> **EXERCISE DIRECTIONS**: Copy the records below exactly, leaving out any pictures.

> **PROVIDED ENTRIES**:
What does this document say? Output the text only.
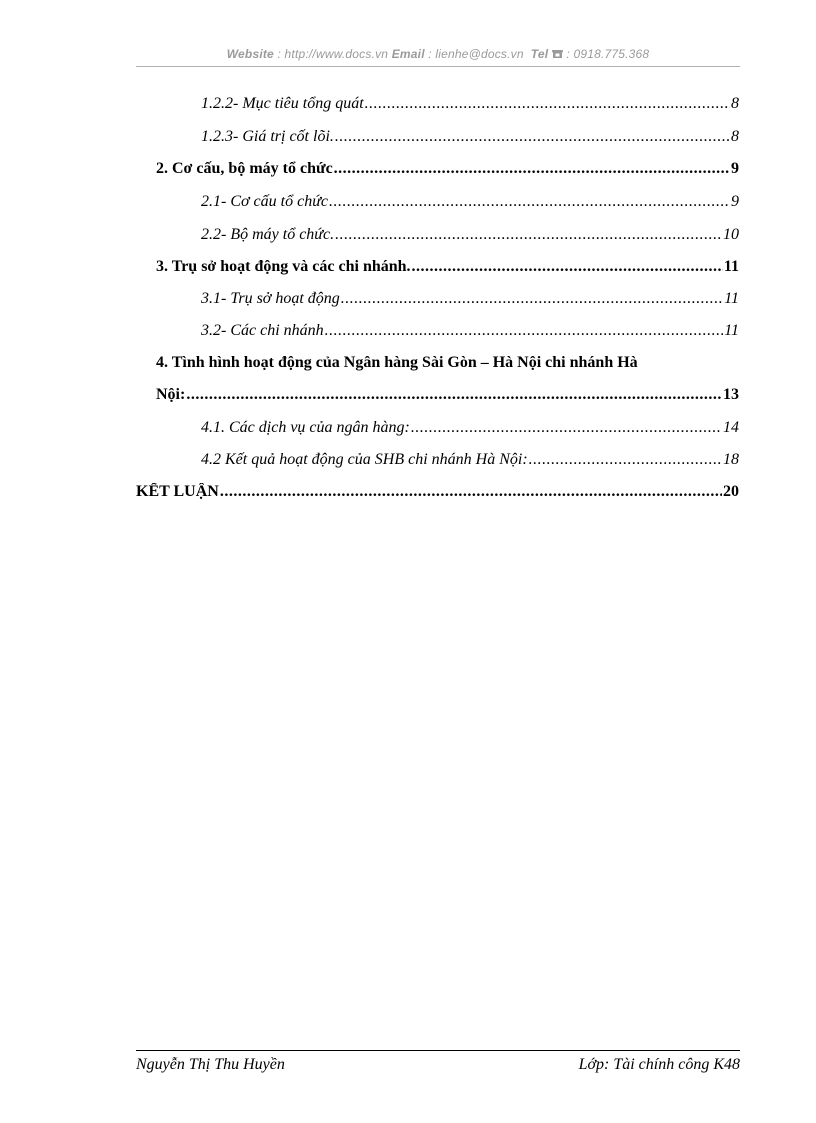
Website : http://www.docs.vn Email : lienhe@docs.vn  Tel  : 0918.775.368
1.2.2- Mục tiêu tổng quát .....	8
1.2.3- Giá trị cốt lõi. .....	8
2. Cơ cấu, bộ máy tổ chức .....	9
2.1- Cơ cấu tổ chức .....	9
2.2- Bộ máy tổ chức. .....	10
3. Trụ sở hoạt động và các chi nhánh. .....	11
3.1- Trụ sở hoạt động .....	11
3.2- Các chi nhánh .....	11
4. Tình hình hoạt động của Ngân hàng Sài Gòn – Hà Nội chi nhánh Hà
Nội: .....	13
4.1. Các dịch vụ của ngân hàng: .....	14
4.2 Kết quả hoạt động của SHB chi nhánh Hà Nội: .....	18
KẾT LUẬN .....	20
Nguyễn Thị Thu Huyền	Lớp: Tài chính công K48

> **COMPLETED EXERCISE**:
What does this document say? Output the text only.
Website : http://www.docs.vn Email : lienhe@docs.vn  Tel  : 0918.775.368
1.2.2- Mục tiêu tổng quát .....	8
1.2.3- Giá trị cốt lõi. .....	8
2. Cơ cấu, bộ máy tổ chức .....	9
2.1- Cơ cấu tổ chức .....	9
2.2- Bộ máy tổ chức. .....	10
3. Trụ sở hoạt động và các chi nhánh. .....	11
3.1- Trụ sở hoạt động .....	11
3.2- Các chi nhánh .....	11
4. Tình hình hoạt động của Ngân hàng Sài Gòn – Hà Nội chi nhánh Hà
Nội: .....	13
4.1. Các dịch vụ của ngân hàng: .....	14
4.2 Kết quả hoạt động của SHB chi nhánh Hà Nội: .....	18
KẾT LUẬN .....	20
Nguyễn Thị Thu Huyền	Lớp: Tài chính công K48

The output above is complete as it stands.